**YOUR TASK:**
Find the lines that hold "促进教师专业发展的策略与途径". Report only how many there are.

## start DATASET ENTRIES

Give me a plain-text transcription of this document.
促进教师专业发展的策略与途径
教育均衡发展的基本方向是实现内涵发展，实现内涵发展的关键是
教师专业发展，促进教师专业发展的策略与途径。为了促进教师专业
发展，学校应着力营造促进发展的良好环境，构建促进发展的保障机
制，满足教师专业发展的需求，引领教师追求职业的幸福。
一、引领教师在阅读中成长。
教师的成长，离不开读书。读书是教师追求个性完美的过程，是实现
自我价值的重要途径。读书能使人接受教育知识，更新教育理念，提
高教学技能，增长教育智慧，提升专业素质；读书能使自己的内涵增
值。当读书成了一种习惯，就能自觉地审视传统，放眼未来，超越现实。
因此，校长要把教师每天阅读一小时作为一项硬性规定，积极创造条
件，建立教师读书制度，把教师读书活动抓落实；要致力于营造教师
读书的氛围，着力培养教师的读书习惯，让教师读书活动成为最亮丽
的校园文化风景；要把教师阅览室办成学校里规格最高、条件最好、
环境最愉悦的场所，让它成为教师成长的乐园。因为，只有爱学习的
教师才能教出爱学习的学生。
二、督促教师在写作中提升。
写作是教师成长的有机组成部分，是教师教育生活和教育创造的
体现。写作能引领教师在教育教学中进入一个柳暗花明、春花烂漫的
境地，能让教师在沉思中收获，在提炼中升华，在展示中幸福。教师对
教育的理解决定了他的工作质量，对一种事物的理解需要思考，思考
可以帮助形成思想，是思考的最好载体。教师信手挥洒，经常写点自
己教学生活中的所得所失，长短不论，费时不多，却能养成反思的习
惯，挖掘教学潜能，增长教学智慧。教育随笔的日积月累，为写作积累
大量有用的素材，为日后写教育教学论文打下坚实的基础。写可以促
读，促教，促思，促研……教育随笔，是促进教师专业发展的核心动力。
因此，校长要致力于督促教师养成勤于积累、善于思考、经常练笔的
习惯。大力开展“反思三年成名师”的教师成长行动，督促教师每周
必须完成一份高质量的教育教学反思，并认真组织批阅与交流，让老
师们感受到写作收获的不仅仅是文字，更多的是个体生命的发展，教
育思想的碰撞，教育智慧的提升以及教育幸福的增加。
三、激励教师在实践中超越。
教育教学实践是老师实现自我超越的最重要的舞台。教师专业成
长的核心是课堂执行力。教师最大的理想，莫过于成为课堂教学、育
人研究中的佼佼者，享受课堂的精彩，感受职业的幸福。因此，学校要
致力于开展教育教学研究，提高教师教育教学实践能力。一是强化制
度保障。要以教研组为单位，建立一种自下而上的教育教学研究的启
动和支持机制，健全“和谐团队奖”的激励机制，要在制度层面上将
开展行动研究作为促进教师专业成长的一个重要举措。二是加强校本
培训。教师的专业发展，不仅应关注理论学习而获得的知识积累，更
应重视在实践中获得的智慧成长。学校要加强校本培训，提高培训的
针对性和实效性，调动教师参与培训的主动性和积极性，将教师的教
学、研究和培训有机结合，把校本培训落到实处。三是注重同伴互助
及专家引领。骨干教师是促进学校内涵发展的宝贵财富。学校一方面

## end DATASET ENTRIES

**OUTPUT:**
2